-- Begin Records --

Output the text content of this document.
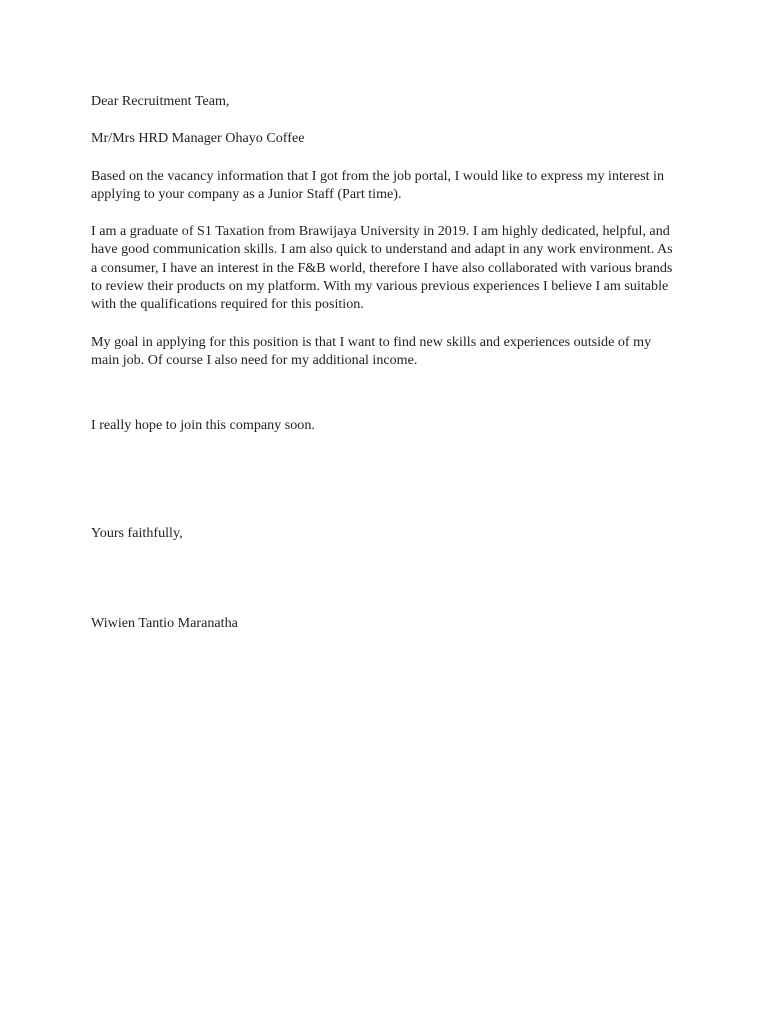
Dear Recruitment Team,

Mr/Mrs HRD Manager Ohayo Coffee

Based on the vacancy information that I got from the job portal, I would like to express my interest in applying to your company as a Junior Staff (Part time).

I am a graduate of S1 Taxation from Brawijaya University in 2019. I am highly dedicated, helpful, and have good communication skills. I am also quick to understand and adapt in any work environment. As a consumer, I have an interest in the F&B world, therefore I have also collaborated with various brands to review their products on my platform. With my various previous experiences I believe I am suitable with the qualifications required for this position.

My goal in applying for this position is that I want to find new skills and experiences outside of my main job. Of course I also need for my additional income.

I really hope to join this company soon.

Yours faithfully,

Wiwien Tantio Maranatha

-- End Records --

● Stated task:
Reproduce all of the data exactly; the pictures do not belong in the copy.

● Answer for the task:
Output the text content of this document.
Dear Recruitment Team,

Mr/Mrs HRD Manager Ohayo Coffee

Based on the vacancy information that I got from the job portal, I would like to express my interest in applying to your company as a Junior Staff (Part time).

I am a graduate of S1 Taxation from Brawijaya University in 2019. I am highly dedicated, helpful, and have good communication skills. I am also quick to understand and adapt in any work environment. As a consumer, I have an interest in the F&B world, therefore I have also collaborated with various brands to review their products on my platform. With my various previous experiences I believe I am suitable with the qualifications required for this position.

My goal in applying for this position is that I want to find new skills and experiences outside of my main job. Of course I also need for my additional income.

I really hope to join this company soon.

Yours faithfully,

Wiwien Tantio Maranatha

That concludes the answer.